Required task
For each line in the data below that holds "fraction", return a copy.

Data for this exercise
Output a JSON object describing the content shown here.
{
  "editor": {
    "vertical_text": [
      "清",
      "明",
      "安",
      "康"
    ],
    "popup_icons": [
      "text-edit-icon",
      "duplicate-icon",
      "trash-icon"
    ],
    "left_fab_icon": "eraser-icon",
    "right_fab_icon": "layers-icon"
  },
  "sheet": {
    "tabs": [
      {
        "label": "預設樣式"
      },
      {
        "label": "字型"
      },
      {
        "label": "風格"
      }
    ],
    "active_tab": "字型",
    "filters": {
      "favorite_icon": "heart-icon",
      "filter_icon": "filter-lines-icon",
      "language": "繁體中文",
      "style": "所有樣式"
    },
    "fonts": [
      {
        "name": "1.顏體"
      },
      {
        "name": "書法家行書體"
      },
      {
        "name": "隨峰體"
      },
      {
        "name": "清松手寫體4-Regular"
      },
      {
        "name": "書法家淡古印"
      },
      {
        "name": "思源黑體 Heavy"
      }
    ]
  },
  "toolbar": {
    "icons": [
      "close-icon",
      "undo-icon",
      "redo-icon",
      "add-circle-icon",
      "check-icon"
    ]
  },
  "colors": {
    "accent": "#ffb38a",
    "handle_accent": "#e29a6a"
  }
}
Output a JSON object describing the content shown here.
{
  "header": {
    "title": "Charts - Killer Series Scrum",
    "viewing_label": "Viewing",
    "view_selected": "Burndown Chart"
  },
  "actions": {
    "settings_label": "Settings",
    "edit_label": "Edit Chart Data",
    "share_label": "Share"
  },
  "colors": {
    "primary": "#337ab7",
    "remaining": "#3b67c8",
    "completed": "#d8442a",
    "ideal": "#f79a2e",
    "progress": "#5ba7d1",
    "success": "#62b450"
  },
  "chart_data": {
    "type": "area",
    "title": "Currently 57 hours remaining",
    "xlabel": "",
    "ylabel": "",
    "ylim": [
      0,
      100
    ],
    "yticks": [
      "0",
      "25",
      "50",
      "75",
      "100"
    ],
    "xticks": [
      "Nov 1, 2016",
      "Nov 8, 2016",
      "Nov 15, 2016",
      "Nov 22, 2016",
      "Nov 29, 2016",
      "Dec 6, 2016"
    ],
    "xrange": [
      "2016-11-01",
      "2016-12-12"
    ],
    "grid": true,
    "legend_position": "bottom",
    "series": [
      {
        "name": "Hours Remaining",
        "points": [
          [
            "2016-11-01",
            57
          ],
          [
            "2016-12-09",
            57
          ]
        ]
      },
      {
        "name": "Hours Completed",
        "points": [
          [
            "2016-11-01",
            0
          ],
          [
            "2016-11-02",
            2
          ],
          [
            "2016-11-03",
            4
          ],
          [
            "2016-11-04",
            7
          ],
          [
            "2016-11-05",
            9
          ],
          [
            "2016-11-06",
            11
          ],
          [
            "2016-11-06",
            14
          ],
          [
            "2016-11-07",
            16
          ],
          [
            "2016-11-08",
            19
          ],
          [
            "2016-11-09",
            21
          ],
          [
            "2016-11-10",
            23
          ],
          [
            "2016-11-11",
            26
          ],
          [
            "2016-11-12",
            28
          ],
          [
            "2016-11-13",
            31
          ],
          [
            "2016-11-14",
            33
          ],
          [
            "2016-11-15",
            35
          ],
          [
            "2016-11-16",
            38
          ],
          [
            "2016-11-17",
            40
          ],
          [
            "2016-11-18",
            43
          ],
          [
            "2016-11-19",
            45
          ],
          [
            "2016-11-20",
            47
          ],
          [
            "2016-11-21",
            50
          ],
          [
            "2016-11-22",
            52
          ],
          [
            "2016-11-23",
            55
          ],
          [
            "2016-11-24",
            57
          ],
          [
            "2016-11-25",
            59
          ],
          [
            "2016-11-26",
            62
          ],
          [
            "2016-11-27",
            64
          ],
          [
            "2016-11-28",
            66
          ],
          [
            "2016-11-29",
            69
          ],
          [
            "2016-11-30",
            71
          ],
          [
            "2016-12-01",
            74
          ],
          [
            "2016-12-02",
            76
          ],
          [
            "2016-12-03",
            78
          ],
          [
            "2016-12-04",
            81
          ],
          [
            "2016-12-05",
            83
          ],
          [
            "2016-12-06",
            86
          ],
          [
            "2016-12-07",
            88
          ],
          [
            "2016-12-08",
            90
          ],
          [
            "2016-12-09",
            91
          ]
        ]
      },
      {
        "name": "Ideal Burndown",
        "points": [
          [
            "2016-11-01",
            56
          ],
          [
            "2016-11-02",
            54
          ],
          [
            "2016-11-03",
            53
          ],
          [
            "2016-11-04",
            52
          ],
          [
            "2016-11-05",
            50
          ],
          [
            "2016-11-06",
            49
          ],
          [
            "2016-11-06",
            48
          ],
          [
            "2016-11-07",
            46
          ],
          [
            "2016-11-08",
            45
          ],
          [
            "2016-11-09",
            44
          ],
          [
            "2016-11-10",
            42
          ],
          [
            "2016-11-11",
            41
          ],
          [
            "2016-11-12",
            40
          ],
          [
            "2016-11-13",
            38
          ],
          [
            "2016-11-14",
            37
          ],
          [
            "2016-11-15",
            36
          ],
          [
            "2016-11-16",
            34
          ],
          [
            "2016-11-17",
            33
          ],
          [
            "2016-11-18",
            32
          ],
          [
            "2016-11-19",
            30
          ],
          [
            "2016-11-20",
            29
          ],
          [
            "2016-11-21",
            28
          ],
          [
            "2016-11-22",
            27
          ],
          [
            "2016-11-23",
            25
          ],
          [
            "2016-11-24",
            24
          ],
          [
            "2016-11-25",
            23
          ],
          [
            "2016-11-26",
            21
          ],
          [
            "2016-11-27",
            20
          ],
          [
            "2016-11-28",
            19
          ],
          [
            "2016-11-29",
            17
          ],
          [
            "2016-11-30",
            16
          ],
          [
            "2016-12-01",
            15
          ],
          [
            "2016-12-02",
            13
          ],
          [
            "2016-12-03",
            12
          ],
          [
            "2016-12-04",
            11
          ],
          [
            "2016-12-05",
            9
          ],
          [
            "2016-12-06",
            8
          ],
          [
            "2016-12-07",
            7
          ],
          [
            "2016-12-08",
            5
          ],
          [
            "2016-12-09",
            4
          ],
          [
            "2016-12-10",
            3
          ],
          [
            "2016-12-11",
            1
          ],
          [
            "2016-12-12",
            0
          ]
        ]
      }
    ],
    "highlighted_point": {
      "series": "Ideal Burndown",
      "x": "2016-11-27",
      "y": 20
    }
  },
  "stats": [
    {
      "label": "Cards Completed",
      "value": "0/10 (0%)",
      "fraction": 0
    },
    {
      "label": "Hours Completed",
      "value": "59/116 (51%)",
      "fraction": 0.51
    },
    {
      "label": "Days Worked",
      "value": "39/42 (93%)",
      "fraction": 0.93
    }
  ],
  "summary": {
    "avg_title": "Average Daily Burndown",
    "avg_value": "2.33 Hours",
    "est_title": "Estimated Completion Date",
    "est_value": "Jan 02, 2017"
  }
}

Task response
      "fraction": 0
      "fraction": 0.51
      "fraction": 0.93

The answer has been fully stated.